*DATA SUPPLIED*:
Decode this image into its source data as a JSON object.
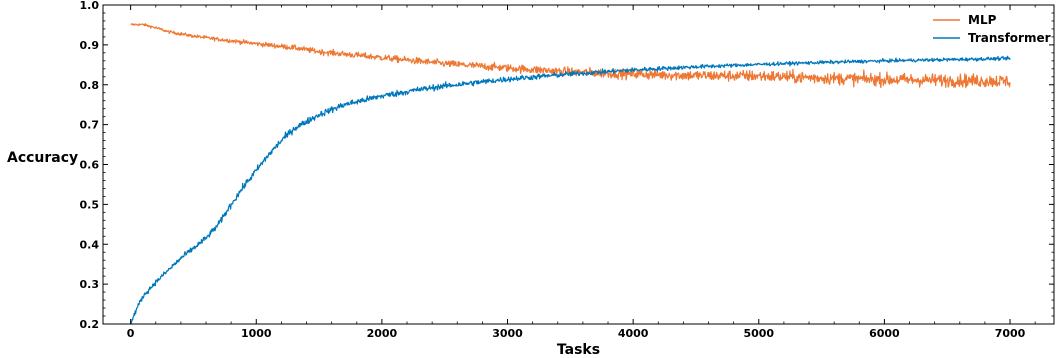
{
  "chart_data": {
    "type": "line",
    "title": "",
    "xlabel": "Tasks",
    "ylabel": "Accuracy",
    "xlim": [
      -220,
      7350
    ],
    "ylim": [
      0.2,
      1.0
    ],
    "xticks": [
      0,
      1000,
      2000,
      3000,
      4000,
      5000,
      6000,
      7000
    ],
    "yticks": [
      0.2,
      0.3,
      0.4,
      0.5,
      0.6,
      0.7,
      0.8,
      0.9,
      1.0
    ],
    "grid": false,
    "legend": "top-right",
    "series": [
      {
        "name": "MLP",
        "color": "#ee7733",
        "noise": [
          [
            0,
            0.002
          ],
          [
            1500,
            0.005
          ],
          [
            3000,
            0.007
          ],
          [
            4000,
            0.009
          ],
          [
            5500,
            0.011
          ],
          [
            7000,
            0.012
          ]
        ],
        "x": [
          0,
          100,
          200,
          300,
          500,
          700,
          1000,
          1300,
          1500,
          2000,
          2500,
          3000,
          3500,
          4000,
          4500,
          5000,
          5500,
          6000,
          6500,
          7000
        ],
        "y": [
          0.951,
          0.951,
          0.943,
          0.933,
          0.922,
          0.914,
          0.903,
          0.893,
          0.883,
          0.868,
          0.853,
          0.842,
          0.832,
          0.827,
          0.823,
          0.822,
          0.817,
          0.813,
          0.811,
          0.809
        ]
      },
      {
        "name": "Transformer",
        "color": "#0077bb",
        "noise": [
          [
            0,
            0.004
          ],
          [
            1000,
            0.006
          ],
          [
            3000,
            0.005
          ],
          [
            5000,
            0.003
          ],
          [
            7000,
            0.003
          ]
        ],
        "x": [
          0,
          50,
          100,
          200,
          300,
          400,
          500,
          600,
          700,
          800,
          900,
          1000,
          1100,
          1200,
          1300,
          1500,
          1700,
          2000,
          2300,
          2500,
          3000,
          3500,
          4000,
          4500,
          5000,
          5500,
          6000,
          6500,
          7000
        ],
        "y": [
          0.2,
          0.24,
          0.27,
          0.305,
          0.335,
          0.365,
          0.39,
          0.415,
          0.45,
          0.5,
          0.545,
          0.585,
          0.625,
          0.66,
          0.69,
          0.725,
          0.75,
          0.772,
          0.788,
          0.797,
          0.814,
          0.827,
          0.837,
          0.845,
          0.851,
          0.856,
          0.86,
          0.863,
          0.866
        ]
      }
    ]
  }
}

*WORK TO DO*: Reproduce the material above in full and without alteration, but skip all pictures.

*FINISHED EXERCISE*:
Decode this image into its source data as a JSON object.
{
  "chart_data": {
    "type": "line",
    "title": "",
    "xlabel": "Tasks",
    "ylabel": "Accuracy",
    "xlim": [
      -220,
      7350
    ],
    "ylim": [
      0.2,
      1.0
    ],
    "xticks": [
      0,
      1000,
      2000,
      3000,
      4000,
      5000,
      6000,
      7000
    ],
    "yticks": [
      0.2,
      0.3,
      0.4,
      0.5,
      0.6,
      0.7,
      0.8,
      0.9,
      1.0
    ],
    "grid": false,
    "legend": "top-right",
    "series": [
      {
        "name": "MLP",
        "color": "#ee7733",
        "noise": [
          [
            0,
            0.002
          ],
          [
            1500,
            0.005
          ],
          [
            3000,
            0.007
          ],
          [
            4000,
            0.009
          ],
          [
            5500,
            0.011
          ],
          [
            7000,
            0.012
          ]
        ],
        "x": [
          0,
          100,
          200,
          300,
          500,
          700,
          1000,
          1300,
          1500,
          2000,
          2500,
          3000,
          3500,
          4000,
          4500,
          5000,
          5500,
          6000,
          6500,
          7000
        ],
        "y": [
          0.951,
          0.951,
          0.943,
          0.933,
          0.922,
          0.914,
          0.903,
          0.893,
          0.883,
          0.868,
          0.853,
          0.842,
          0.832,
          0.827,
          0.823,
          0.822,
          0.817,
          0.813,
          0.811,
          0.809
        ]
      },
      {
        "name": "Transformer",
        "color": "#0077bb",
        "noise": [
          [
            0,
            0.004
          ],
          [
            1000,
            0.006
          ],
          [
            3000,
            0.005
          ],
          [
            5000,
            0.003
          ],
          [
            7000,
            0.003
          ]
        ],
        "x": [
          0,
          50,
          100,
          200,
          300,
          400,
          500,
          600,
          700,
          800,
          900,
          1000,
          1100,
          1200,
          1300,
          1500,
          1700,
          2000,
          2300,
          2500,
          3000,
          3500,
          4000,
          4500,
          5000,
          5500,
          6000,
          6500,
          7000
        ],
        "y": [
          0.2,
          0.24,
          0.27,
          0.305,
          0.335,
          0.365,
          0.39,
          0.415,
          0.45,
          0.5,
          0.545,
          0.585,
          0.625,
          0.66,
          0.69,
          0.725,
          0.75,
          0.772,
          0.788,
          0.797,
          0.814,
          0.827,
          0.837,
          0.845,
          0.851,
          0.856,
          0.86,
          0.863,
          0.866
        ]
      }
    ]
  }
}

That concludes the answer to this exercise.